▶ YOUR TASK: Nothing in the records may be left out or altered; reproduce them all exactly.
[start]
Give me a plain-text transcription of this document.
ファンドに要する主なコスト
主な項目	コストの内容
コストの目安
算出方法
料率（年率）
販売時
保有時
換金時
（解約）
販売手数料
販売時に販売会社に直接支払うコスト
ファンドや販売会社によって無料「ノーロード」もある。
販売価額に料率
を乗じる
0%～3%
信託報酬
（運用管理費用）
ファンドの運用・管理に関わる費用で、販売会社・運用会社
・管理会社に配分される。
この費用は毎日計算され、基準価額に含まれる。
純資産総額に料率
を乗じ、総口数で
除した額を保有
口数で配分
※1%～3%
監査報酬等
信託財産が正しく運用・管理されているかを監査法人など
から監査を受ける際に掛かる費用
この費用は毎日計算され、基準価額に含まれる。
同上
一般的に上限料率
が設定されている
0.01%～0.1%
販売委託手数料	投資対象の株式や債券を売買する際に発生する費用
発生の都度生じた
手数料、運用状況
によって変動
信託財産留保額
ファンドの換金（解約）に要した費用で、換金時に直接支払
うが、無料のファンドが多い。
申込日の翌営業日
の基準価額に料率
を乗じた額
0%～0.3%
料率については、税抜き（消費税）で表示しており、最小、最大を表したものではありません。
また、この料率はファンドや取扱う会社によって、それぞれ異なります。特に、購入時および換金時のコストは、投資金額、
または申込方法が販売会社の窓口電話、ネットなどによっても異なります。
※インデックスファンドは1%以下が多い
[end]
▶ ANSWER TO THIS TASK:
Give me a plain-text transcription of this document.
ファンドに要する主なコスト
主な項目	コストの内容
コストの目安
算出方法
料率（年率）
販売時
保有時
換金時
（解約）
販売手数料
販売時に販売会社に直接支払うコスト
ファンドや販売会社によって無料「ノーロード」もある。
販売価額に料率
を乗じる
0%～3%
信託報酬
（運用管理費用）
ファンドの運用・管理に関わる費用で、販売会社・運用会社
・管理会社に配分される。
この費用は毎日計算され、基準価額に含まれる。
純資産総額に料率
を乗じ、総口数で
除した額を保有
口数で配分
※1%～3%
監査報酬等
信託財産が正しく運用・管理されているかを監査法人など
から監査を受ける際に掛かる費用
この費用は毎日計算され、基準価額に含まれる。
同上
一般的に上限料率
が設定されている
0.01%～0.1%
販売委託手数料	投資対象の株式や債券を売買する際に発生する費用
発生の都度生じた
手数料、運用状況
によって変動
信託財産留保額
ファンドの換金（解約）に要した費用で、換金時に直接支払
うが、無料のファンドが多い。
申込日の翌営業日
の基準価額に料率
を乗じた額
0%～0.3%
料率については、税抜き（消費税）で表示しており、最小、最大を表したものではありません。
また、この料率はファンドや取扱う会社によって、それぞれ異なります。特に、購入時および換金時のコストは、投資金額、
または申込方法が販売会社の窓口電話、ネットなどによっても異なります。
※インデックスファンドは1%以下が多い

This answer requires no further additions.